— Given entries —
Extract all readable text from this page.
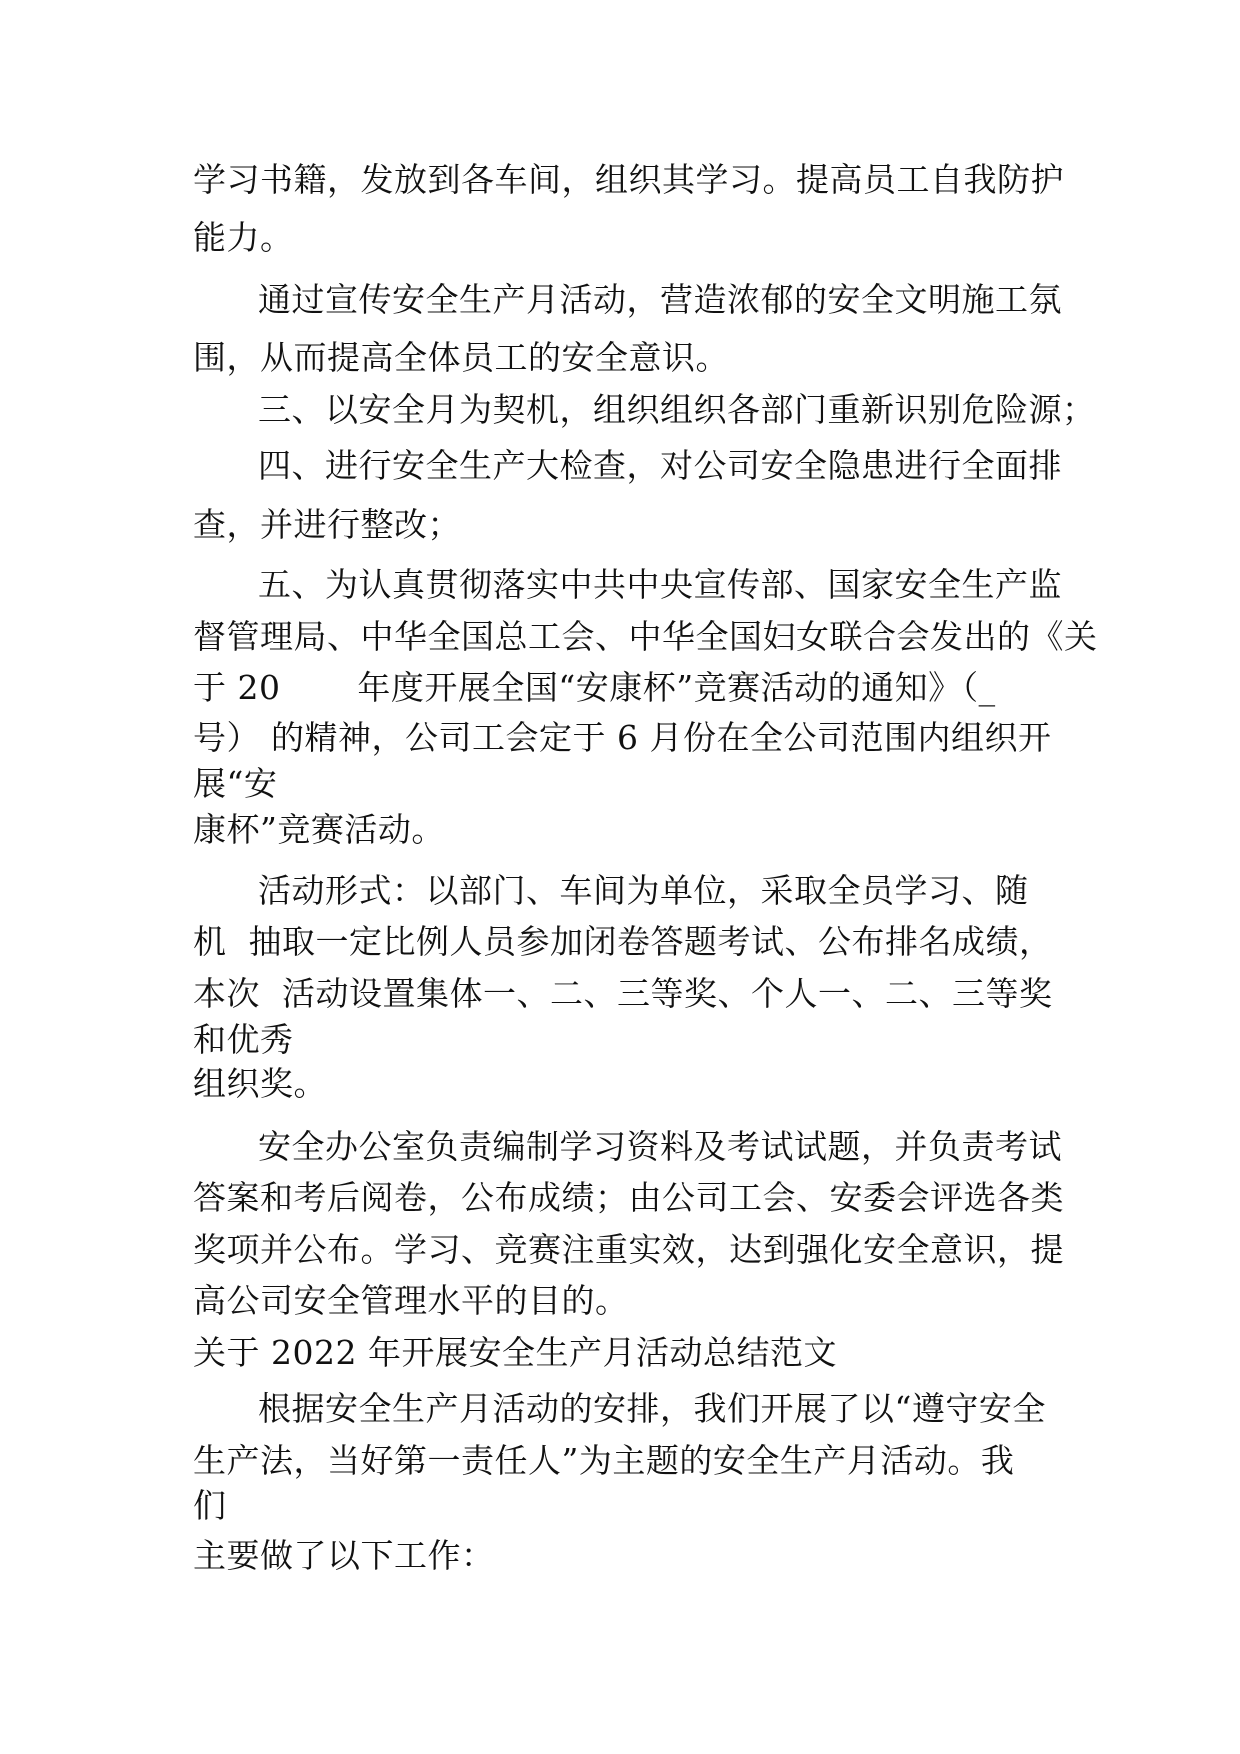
学习书籍，发放到各车间，组织其学习。提高员工自我防护
能力。
通过宣传安全生产月活动，营造浓郁的安全文明施工氛
围，从而提高全体员工的安全意识。
三、以安全月为契机，组织组织各部门重新识别危险源；
四、进行安全生产大检查，对公司安全隐患进行全面排
查，并进行整改；
五、为认真贯彻落实中共中央宣传部、国家安全生产监
督管理局、中华全国总工会、中华全国妇女联合会发出的《关
于 20       年度开展全国“安康杯”竞赛活动的通知》（_
号） 的精神，公司工会定于 6 月份在全公司范围内组织开
展“安
康杯”竞赛活动。
活动形式：以部门、车间为单位，采取全员学习、随
机  抽取一定比例人员参加闭卷答题考试、公布排名成绩，
本次  活动设置集体一、二、三等奖、个人一、二、三等奖
和优秀
组织奖。
安全办公室负责编制学习资料及考试试题，并负责考试
答案和考后阅卷，公布成绩；由公司工会、安委会评选各类
奖项并公布。学习、竞赛注重实效，达到强化安全意识，提
高公司安全管理水平的目的。
关于 2022 年开展安全生产月活动总结范文
根据安全生产月活动的安排，我们开展了以“遵守安全
生产法，当好第一责任人”为主题的安全生产月活动。我
们
主要做了以下工作：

— Your task —
Keep the pictures out of your copy, and repeat every entry above exactly.

— Output for this exercise —
Extract all readable text from this page.
学习书籍，发放到各车间，组织其学习。提高员工自我防护
能力。
通过宣传安全生产月活动，营造浓郁的安全文明施工氛
围，从而提高全体员工的安全意识。
三、以安全月为契机，组织组织各部门重新识别危险源；
四、进行安全生产大检查，对公司安全隐患进行全面排
查，并进行整改；
五、为认真贯彻落实中共中央宣传部、国家安全生产监
督管理局、中华全国总工会、中华全国妇女联合会发出的《关
于 20       年度开展全国“安康杯”竞赛活动的通知》（_
号） 的精神，公司工会定于 6 月份在全公司范围内组织开
展“安
康杯”竞赛活动。
活动形式：以部门、车间为单位，采取全员学习、随
机  抽取一定比例人员参加闭卷答题考试、公布排名成绩，
本次  活动设置集体一、二、三等奖、个人一、二、三等奖
和优秀
组织奖。
安全办公室负责编制学习资料及考试试题，并负责考试
答案和考后阅卷，公布成绩；由公司工会、安委会评选各类
奖项并公布。学习、竞赛注重实效，达到强化安全意识，提
高公司安全管理水平的目的。
关于 2022 年开展安全生产月活动总结范文
根据安全生产月活动的安排，我们开展了以“遵守安全
生产法，当好第一责任人”为主题的安全生产月活动。我
们
主要做了以下工作：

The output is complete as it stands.